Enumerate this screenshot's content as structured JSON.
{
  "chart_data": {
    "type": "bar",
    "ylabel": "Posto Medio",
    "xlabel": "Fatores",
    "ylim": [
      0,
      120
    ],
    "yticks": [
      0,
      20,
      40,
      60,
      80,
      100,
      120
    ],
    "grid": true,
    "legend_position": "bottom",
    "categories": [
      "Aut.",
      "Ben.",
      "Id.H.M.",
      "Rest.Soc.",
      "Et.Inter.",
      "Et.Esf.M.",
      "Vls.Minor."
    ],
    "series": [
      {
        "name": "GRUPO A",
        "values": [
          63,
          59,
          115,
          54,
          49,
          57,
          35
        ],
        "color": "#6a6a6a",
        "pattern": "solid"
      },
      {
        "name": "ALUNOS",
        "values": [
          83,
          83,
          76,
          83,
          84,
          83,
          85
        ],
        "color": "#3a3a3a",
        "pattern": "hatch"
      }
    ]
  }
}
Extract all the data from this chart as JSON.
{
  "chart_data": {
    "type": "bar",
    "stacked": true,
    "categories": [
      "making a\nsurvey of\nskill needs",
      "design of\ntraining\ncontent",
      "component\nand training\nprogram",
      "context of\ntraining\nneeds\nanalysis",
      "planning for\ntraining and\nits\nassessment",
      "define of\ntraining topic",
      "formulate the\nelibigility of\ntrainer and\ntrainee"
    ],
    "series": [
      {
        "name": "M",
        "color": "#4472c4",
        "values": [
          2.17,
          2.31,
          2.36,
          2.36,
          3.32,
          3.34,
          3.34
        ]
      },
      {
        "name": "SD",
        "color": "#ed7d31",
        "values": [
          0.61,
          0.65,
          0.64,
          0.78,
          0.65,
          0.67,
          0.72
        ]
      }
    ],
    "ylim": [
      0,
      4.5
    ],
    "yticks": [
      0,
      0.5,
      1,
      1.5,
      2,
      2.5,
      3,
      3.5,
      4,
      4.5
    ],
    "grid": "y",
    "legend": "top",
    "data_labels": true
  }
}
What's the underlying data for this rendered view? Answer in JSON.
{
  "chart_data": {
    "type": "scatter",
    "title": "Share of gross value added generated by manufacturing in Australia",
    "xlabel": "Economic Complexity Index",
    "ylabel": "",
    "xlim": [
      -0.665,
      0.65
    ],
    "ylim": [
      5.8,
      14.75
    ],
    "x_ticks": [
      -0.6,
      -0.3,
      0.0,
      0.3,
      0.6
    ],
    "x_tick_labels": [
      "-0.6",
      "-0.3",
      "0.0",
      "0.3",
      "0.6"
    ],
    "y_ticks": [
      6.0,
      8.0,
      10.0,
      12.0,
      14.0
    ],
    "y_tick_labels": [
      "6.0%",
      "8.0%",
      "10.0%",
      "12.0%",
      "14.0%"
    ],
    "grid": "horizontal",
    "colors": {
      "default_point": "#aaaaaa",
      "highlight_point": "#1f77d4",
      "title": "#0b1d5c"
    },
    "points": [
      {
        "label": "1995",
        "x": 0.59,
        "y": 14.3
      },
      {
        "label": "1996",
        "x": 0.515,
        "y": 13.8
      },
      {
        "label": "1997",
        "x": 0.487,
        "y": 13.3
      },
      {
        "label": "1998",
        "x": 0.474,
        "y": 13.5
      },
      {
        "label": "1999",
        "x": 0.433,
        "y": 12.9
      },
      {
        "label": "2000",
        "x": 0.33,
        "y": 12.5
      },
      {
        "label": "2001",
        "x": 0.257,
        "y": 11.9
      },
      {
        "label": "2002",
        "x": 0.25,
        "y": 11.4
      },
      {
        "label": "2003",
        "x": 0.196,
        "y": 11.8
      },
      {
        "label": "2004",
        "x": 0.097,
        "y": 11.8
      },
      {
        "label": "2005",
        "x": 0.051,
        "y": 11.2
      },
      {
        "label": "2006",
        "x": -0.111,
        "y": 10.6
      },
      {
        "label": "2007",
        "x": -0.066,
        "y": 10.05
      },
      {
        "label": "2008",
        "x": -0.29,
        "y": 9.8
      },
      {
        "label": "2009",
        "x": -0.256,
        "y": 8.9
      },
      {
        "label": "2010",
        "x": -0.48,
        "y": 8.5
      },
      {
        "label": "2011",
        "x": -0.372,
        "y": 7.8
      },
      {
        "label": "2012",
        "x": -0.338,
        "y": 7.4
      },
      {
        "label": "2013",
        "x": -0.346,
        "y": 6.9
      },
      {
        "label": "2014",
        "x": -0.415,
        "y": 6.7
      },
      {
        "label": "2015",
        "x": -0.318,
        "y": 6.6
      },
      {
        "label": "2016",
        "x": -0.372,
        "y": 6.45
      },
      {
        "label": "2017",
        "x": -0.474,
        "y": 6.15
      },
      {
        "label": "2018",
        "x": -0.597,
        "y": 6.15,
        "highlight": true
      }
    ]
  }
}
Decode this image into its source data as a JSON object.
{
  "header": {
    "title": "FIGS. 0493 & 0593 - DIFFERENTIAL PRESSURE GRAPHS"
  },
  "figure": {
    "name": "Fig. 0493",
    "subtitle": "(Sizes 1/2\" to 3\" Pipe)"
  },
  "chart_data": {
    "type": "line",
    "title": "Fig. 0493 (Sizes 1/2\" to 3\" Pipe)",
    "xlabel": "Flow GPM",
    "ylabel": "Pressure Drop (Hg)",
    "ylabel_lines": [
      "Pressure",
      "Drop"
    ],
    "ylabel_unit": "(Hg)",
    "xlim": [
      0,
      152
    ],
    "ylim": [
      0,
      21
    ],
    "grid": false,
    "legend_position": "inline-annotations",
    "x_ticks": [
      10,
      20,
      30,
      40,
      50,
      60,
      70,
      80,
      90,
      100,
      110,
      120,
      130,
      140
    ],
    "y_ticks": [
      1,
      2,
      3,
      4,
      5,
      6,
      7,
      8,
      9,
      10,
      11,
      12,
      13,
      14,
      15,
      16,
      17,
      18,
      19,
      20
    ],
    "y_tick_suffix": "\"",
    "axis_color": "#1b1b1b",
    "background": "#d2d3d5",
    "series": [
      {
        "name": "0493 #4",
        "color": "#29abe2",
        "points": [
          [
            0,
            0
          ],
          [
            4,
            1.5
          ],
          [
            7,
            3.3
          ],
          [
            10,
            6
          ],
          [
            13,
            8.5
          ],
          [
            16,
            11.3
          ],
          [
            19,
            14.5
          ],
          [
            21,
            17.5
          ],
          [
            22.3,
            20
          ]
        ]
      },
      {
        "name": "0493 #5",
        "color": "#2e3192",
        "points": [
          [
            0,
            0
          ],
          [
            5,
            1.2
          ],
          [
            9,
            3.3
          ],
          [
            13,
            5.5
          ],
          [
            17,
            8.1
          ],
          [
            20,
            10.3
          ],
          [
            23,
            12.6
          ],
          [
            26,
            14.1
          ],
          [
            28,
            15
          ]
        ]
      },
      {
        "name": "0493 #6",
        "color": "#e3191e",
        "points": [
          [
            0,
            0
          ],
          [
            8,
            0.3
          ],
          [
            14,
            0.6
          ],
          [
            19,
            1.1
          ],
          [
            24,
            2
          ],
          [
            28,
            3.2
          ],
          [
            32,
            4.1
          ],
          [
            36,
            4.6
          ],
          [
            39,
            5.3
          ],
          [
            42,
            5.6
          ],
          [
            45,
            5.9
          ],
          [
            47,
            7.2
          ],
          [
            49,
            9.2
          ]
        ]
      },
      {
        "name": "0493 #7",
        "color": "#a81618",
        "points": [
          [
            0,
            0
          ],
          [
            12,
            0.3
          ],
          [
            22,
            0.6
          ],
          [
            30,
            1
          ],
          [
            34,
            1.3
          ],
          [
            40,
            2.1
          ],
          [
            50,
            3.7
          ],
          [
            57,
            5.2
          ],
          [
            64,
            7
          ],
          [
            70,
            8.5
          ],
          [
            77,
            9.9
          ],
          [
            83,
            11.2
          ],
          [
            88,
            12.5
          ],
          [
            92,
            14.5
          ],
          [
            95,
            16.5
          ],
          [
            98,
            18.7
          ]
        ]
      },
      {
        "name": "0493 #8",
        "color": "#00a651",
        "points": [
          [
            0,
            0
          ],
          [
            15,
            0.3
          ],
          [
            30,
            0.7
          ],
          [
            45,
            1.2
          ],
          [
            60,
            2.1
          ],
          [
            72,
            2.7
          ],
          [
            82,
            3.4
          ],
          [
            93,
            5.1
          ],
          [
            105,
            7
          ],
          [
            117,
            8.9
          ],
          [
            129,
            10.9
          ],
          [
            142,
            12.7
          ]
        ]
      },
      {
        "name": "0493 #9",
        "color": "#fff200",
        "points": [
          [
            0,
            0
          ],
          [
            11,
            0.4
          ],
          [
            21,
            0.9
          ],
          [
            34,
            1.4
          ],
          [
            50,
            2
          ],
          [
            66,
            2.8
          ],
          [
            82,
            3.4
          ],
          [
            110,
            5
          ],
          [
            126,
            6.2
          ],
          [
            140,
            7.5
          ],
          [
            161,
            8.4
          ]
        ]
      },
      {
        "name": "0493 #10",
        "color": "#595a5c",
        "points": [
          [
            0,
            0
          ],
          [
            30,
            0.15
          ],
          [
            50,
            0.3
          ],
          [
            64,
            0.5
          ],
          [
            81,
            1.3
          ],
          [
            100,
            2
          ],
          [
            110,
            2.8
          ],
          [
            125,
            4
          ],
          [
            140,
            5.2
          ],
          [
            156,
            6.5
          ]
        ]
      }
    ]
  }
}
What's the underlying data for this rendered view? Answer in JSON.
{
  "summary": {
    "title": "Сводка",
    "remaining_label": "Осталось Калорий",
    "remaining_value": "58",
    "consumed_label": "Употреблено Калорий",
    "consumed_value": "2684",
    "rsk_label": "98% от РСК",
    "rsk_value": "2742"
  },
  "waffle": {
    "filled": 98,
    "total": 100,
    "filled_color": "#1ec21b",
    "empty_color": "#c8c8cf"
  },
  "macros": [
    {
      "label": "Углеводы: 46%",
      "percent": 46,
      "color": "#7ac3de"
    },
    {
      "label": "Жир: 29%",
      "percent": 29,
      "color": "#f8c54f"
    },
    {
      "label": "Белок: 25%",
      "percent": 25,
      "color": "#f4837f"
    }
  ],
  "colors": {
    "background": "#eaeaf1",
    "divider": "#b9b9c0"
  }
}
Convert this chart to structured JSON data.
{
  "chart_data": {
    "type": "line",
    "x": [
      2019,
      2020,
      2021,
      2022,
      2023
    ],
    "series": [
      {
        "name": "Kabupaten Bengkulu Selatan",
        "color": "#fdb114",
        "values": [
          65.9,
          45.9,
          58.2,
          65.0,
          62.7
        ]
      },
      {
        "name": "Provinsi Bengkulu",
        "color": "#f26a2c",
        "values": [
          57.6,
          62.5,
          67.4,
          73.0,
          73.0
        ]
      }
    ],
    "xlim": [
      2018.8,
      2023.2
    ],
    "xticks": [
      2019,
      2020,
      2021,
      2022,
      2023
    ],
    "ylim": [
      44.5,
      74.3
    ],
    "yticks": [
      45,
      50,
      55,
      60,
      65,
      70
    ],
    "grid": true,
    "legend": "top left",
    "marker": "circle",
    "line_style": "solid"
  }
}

-----

Problem details
Print from the line containing "Convert this chart to structured JSON data." to the last line above, exactly as written.

Correct response
Convert this chart to structured JSON data.
{
  "chart_data": {
    "type": "line",
    "x": [
      2019,
      2020,
      2021,
      2022,
      2023
    ],
    "series": [
      {
        "name": "Kabupaten Bengkulu Selatan",
        "color": "#fdb114",
        "values": [
          65.9,
          45.9,
          58.2,
          65.0,
          62.7
        ]
      },
      {
        "name": "Provinsi Bengkulu",
        "color": "#f26a2c",
        "values": [
          57.6,
          62.5,
          67.4,
          73.0,
          73.0
        ]
      }
    ],
    "xlim": [
      2018.8,
      2023.2
    ],
    "xticks": [
      2019,
      2020,
      2021,
      2022,
      2023
    ],
    "ylim": [
      44.5,
      74.3
    ],
    "yticks": [
      45,
      50,
      55,
      60,
      65,
      70
    ],
    "grid": true,
    "legend": "top left",
    "marker": "circle",
    "line_style": "solid"
  }
}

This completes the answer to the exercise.